[Problem details]: Find every line in the records below that contains the word "وهذا", and copy each such line.

[Records for the task]:
####################
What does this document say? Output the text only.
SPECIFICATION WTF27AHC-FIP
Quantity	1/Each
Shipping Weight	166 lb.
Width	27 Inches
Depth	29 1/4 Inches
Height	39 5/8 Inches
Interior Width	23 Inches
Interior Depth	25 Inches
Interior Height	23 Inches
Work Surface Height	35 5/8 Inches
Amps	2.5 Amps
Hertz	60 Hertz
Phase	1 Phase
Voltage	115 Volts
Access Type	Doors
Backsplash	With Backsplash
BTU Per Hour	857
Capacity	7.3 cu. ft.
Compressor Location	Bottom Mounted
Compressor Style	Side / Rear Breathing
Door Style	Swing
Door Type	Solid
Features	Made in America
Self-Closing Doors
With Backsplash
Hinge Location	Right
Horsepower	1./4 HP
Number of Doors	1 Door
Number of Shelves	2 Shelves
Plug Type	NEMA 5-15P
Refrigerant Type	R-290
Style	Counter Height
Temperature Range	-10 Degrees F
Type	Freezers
####################
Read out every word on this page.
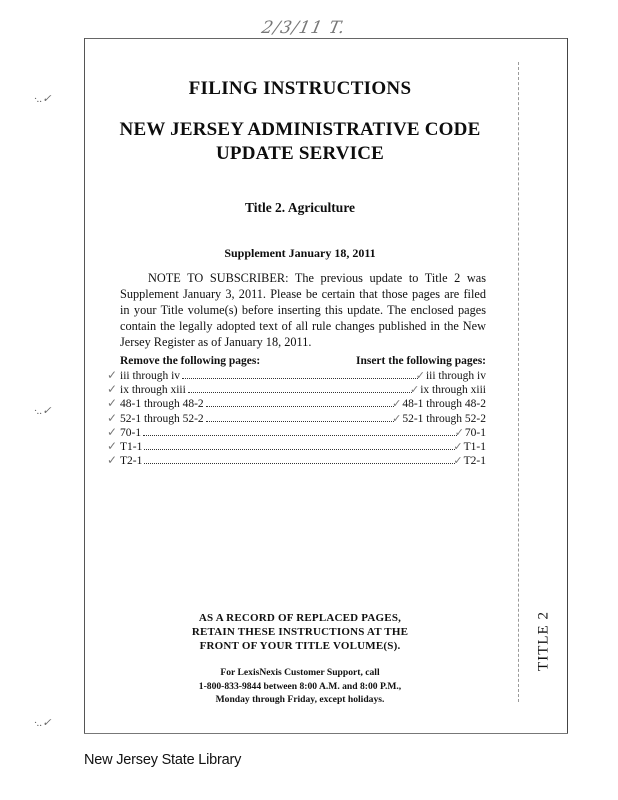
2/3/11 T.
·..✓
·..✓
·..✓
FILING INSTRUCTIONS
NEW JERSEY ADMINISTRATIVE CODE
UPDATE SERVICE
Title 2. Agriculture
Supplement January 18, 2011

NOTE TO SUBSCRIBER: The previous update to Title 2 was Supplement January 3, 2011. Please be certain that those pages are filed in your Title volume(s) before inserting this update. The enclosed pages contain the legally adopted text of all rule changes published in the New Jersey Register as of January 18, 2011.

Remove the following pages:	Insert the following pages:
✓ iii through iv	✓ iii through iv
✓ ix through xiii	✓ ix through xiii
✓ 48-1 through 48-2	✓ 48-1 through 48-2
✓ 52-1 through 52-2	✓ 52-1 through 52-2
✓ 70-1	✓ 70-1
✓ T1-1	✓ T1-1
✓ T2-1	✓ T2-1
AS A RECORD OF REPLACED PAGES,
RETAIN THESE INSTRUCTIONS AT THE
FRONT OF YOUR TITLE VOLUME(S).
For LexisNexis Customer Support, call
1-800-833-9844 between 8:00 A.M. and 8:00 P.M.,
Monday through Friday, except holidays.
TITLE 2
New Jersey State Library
####################
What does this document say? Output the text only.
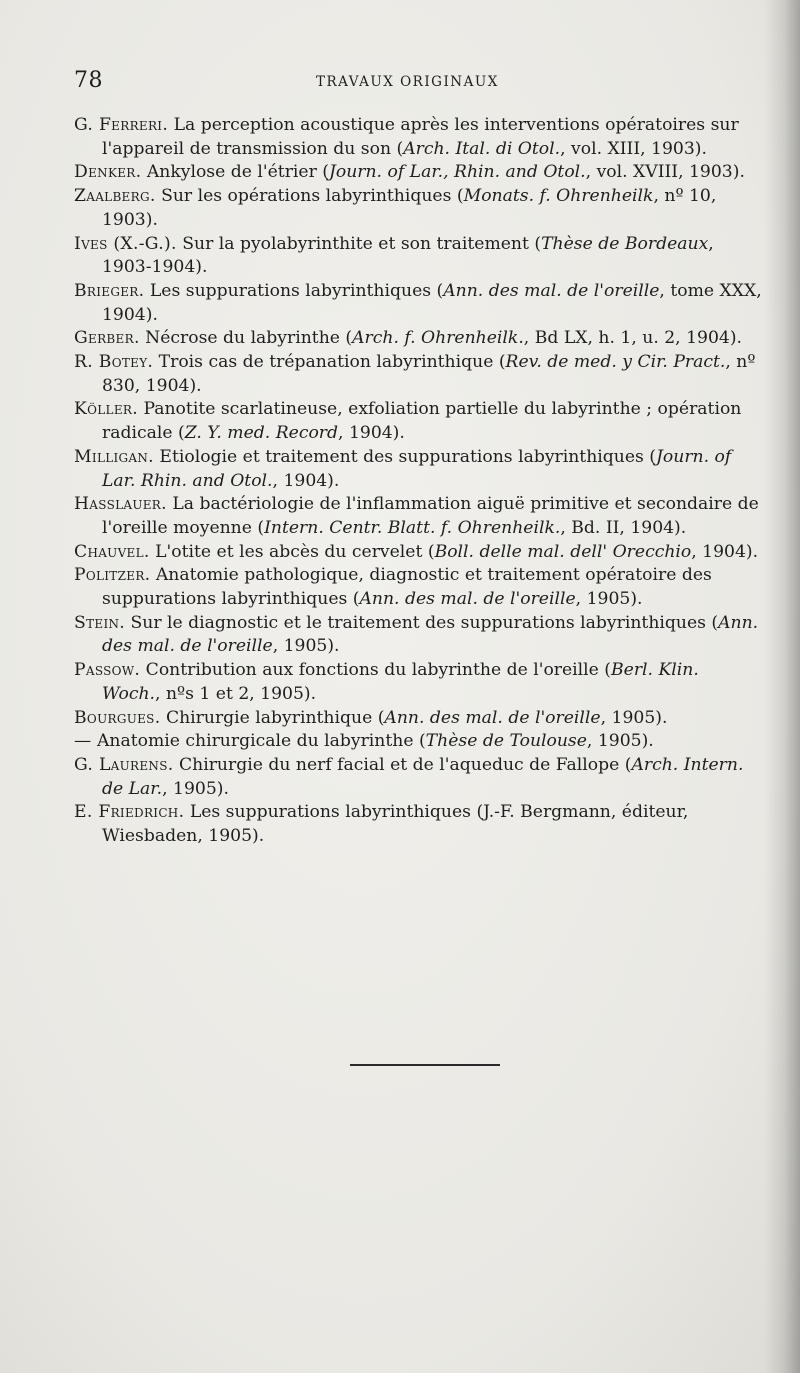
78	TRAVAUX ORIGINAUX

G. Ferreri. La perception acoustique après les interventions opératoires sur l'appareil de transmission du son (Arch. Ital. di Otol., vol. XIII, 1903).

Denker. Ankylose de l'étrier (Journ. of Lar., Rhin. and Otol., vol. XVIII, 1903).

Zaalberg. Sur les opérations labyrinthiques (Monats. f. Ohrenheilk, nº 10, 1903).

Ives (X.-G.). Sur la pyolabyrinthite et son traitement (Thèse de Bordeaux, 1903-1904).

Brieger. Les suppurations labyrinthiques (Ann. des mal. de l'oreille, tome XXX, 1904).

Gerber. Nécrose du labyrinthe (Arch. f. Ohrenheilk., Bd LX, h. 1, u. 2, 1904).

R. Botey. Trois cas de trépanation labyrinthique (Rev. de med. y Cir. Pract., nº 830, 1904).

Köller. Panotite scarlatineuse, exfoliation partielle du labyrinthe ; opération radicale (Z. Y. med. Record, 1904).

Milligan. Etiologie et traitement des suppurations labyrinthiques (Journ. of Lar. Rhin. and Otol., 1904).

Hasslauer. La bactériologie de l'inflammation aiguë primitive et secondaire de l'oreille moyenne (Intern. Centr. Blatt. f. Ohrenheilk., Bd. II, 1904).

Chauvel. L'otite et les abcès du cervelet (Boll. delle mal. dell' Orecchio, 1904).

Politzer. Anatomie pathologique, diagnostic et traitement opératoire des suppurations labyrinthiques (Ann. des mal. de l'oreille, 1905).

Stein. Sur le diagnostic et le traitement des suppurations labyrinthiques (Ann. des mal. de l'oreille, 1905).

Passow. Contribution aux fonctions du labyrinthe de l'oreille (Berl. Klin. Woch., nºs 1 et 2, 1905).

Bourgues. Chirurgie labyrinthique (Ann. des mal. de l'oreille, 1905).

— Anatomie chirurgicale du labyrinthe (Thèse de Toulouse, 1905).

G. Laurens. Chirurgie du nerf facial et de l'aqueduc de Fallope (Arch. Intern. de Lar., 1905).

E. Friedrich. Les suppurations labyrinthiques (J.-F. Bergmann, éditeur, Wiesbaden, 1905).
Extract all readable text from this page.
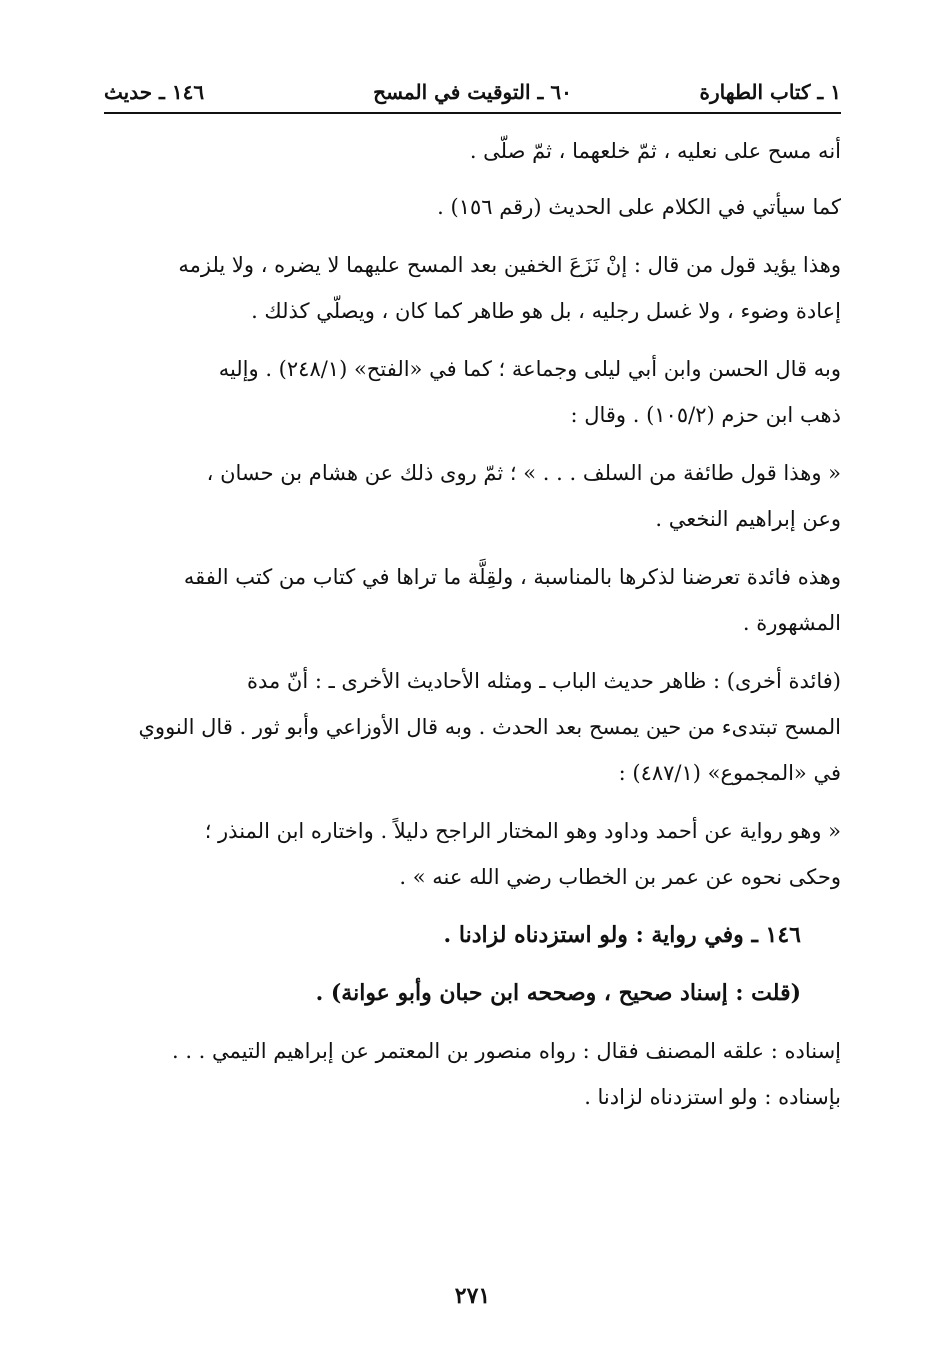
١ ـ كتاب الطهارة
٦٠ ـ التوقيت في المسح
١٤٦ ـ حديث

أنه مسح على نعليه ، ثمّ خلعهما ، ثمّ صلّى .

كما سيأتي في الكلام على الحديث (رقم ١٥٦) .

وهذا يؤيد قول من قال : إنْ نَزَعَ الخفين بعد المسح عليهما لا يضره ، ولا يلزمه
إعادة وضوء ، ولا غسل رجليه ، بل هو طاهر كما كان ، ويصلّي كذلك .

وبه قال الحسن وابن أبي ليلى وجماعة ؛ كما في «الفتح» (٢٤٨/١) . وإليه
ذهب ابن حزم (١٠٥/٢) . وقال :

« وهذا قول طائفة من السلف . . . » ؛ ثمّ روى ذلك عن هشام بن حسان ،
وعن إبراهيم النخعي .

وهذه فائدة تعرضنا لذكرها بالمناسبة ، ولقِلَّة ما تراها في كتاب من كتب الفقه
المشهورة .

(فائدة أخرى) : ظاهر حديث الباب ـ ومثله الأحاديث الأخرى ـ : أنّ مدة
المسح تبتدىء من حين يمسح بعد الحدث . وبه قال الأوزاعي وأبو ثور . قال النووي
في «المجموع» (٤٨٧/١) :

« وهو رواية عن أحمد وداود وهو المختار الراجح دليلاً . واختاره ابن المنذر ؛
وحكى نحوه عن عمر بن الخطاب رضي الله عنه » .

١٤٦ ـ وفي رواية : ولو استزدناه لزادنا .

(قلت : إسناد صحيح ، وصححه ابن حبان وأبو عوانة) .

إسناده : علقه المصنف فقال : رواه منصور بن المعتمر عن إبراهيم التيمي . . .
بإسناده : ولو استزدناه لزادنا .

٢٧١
####################
[Output for this task]:
وهذا يؤيد قول من قال : إنْ نَزَعَ الخفين بعد المسح عليهما لا يضره ، ولا يلزمه
« وهذا قول طائفة من السلف . . . » ؛ ثمّ روى ذلك عن هشام بن حسان ،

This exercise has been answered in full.